§ AIM: Rewrite the lines running from the start of the records through the line containing "note-line-2: que son", replacing "ÉTHYLOTEST" with "ALCOOTEST" and keeping everything else the same.

§ RECORDS SHOWN:
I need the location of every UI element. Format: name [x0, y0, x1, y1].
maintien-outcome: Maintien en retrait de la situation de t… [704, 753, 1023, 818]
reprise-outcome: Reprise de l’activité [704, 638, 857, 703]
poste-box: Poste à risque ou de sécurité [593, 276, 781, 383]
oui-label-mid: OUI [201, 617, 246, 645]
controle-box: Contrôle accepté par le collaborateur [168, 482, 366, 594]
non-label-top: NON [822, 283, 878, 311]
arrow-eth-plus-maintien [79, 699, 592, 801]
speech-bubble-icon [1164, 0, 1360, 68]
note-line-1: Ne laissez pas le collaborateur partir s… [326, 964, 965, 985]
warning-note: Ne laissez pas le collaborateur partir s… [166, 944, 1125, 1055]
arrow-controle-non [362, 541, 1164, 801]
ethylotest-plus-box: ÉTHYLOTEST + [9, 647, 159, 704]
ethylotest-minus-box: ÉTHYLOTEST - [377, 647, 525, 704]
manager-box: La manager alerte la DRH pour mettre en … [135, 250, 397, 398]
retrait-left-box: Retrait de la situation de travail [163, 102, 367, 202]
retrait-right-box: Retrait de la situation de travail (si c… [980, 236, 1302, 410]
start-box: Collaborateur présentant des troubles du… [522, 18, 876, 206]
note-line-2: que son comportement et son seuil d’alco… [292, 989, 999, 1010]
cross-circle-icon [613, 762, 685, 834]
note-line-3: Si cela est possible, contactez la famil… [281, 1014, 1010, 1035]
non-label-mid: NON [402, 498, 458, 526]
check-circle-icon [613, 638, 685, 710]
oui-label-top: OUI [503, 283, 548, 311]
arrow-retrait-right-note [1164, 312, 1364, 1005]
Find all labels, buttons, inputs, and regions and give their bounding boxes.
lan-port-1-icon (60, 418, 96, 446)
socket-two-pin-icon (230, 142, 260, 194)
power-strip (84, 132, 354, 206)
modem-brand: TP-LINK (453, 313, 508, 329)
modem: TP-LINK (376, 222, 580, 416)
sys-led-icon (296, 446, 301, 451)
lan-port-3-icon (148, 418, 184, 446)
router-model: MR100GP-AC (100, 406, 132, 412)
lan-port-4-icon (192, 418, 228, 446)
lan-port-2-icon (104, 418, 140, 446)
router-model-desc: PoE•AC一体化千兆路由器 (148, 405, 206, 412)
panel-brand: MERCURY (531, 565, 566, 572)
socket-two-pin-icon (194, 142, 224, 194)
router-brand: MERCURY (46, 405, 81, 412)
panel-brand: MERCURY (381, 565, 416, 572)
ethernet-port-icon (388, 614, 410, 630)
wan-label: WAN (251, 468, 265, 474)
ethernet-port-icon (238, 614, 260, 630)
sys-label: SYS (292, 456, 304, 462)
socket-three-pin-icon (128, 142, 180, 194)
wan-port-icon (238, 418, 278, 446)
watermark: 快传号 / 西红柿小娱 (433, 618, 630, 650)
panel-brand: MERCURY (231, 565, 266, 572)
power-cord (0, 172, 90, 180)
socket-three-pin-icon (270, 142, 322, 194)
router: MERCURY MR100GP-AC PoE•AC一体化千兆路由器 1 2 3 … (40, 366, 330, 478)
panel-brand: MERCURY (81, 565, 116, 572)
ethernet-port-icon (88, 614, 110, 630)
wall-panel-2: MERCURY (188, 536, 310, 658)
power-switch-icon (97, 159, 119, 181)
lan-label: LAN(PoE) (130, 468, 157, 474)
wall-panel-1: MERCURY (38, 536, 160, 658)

§ ANSWER FOR THE TASK:
I need the location of every UI element. Format: name [x0, y0, x1, y1].
maintien-outcome: Maintien en retrait de la situation de t… [704, 753, 1023, 818]
reprise-outcome: Reprise de l’activité [704, 638, 857, 703]
poste-box: Poste à risque ou de sécurité [593, 276, 781, 383]
oui-label-mid: OUI [201, 617, 246, 645]
controle-box: Contrôle accepté par le collaborateur [168, 482, 366, 594]
non-label-top: NON [822, 283, 878, 311]
arrow-eth-plus-maintien [79, 699, 592, 801]
speech-bubble-icon [1164, 0, 1360, 68]
note-line-1: Ne laissez pas le collaborateur partir s… [326, 964, 965, 985]
warning-note: Ne laissez pas le collaborateur partir s… [166, 944, 1125, 1055]
arrow-controle-non [362, 541, 1164, 801]
ethylotest-plus-box: ALCOOTEST + [9, 647, 159, 704]
ethylotest-minus-box: ALCOOTEST - [377, 647, 525, 704]
manager-box: La manager alerte la DRH pour mettre en … [135, 250, 397, 398]
retrait-left-box: Retrait de la situation de travail [163, 102, 367, 202]
retrait-right-box: Retrait de la situation de travail (si c… [980, 236, 1302, 410]
start-box: Collaborateur présentant des troubles du… [522, 18, 876, 206]
note-line-2: que son comportement et son seuil d’alco… [292, 989, 999, 1010]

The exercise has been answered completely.